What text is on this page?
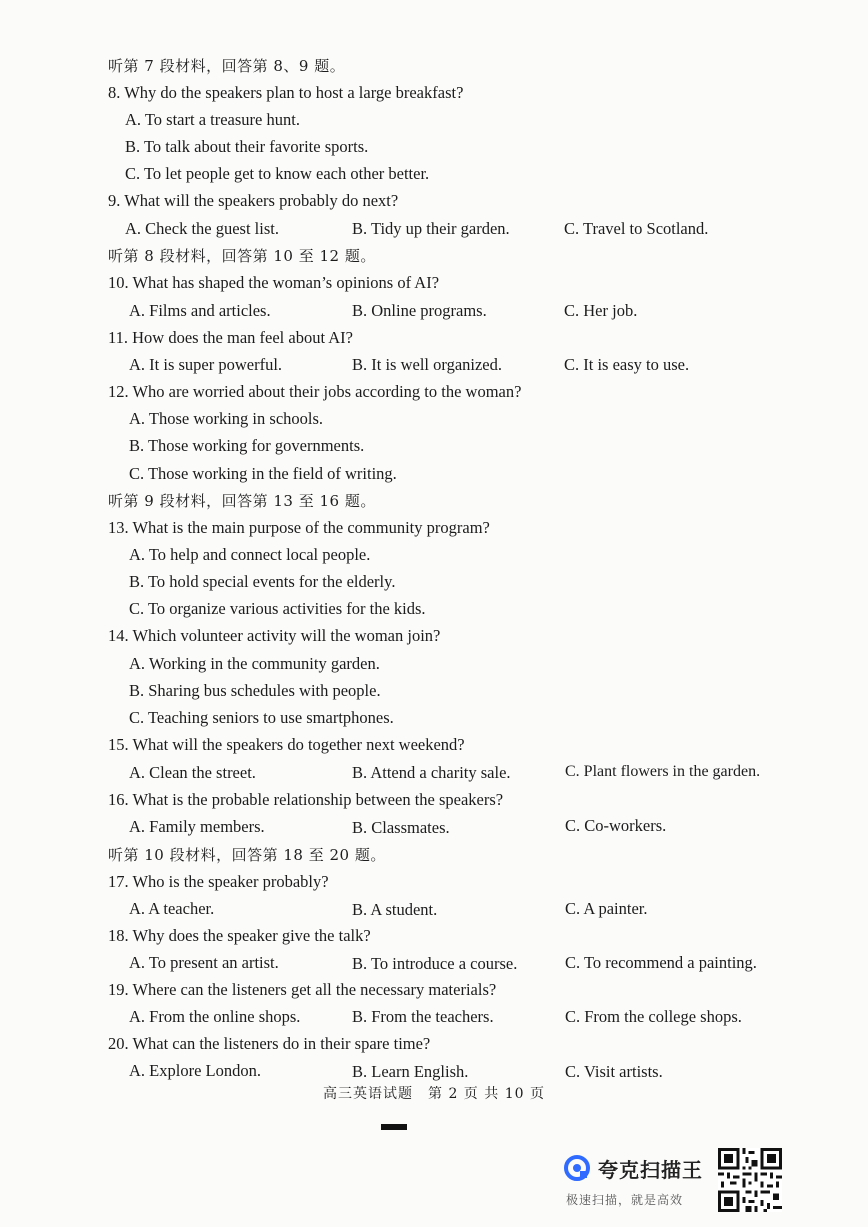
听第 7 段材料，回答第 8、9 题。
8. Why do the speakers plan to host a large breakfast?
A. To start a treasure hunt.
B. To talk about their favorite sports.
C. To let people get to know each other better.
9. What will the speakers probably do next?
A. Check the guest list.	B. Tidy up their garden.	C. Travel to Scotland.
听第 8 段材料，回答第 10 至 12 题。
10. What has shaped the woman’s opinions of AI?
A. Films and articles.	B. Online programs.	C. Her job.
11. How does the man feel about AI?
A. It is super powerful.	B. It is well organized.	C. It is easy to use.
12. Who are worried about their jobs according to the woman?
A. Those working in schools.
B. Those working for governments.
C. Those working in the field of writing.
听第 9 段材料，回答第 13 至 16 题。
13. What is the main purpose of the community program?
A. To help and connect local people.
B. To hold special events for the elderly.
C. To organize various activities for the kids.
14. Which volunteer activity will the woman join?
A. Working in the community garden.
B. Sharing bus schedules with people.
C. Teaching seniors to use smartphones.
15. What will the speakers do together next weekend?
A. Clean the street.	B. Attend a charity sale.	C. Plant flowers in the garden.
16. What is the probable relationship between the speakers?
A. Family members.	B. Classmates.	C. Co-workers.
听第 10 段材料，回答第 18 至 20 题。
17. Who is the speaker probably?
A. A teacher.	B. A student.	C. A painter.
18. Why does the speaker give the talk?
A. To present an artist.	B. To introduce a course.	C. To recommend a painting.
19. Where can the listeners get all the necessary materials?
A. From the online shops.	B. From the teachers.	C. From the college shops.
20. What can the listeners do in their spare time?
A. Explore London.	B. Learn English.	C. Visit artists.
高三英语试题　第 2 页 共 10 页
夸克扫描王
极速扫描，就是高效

...

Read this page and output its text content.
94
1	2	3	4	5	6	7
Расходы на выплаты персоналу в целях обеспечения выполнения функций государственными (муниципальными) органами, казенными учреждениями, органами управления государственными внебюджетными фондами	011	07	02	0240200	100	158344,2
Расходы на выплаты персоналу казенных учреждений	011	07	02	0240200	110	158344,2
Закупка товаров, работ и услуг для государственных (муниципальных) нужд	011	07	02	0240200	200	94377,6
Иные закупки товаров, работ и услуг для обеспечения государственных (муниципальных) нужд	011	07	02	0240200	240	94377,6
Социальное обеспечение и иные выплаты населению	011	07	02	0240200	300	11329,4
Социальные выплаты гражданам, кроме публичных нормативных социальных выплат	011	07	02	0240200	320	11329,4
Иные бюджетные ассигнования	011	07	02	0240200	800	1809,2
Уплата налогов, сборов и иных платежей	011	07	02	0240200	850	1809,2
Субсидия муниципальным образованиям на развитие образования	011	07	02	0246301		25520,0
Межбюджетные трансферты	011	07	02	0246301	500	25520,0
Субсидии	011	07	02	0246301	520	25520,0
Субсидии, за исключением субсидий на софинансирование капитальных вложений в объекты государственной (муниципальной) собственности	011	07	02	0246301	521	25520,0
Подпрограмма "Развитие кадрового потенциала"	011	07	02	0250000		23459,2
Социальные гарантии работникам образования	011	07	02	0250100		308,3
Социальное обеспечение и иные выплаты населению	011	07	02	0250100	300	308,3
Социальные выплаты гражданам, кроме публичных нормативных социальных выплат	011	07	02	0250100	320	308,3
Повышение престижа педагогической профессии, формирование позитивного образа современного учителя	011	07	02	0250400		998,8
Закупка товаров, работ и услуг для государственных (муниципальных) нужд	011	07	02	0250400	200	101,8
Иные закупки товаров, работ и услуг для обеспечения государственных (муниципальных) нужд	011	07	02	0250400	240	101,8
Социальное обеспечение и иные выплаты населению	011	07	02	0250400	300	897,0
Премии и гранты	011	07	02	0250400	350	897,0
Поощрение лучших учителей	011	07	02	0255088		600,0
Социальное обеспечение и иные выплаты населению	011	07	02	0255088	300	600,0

» **TASK REQUIREMENTS**: Copy out the lines in which the string "муниципальных" appears.

» **ANSWER TO THE TASK**:
Закупка товаров, работ и услуг для государственных (муниципальных) нужд	011	07	02	0240200	200	94377,6
Иные закупки товаров, работ и услуг для обеспечения государственных (муниципальных) нужд	011	07	02	0240200	240	94377,6
Закупка товаров, работ и услуг для государственных (муниципальных) нужд	011	07	02	0250400	200	101,8
Иные закупки товаров, работ и услуг для обеспечения государственных (муниципальных) нужд	011	07	02	0250400	240	101,8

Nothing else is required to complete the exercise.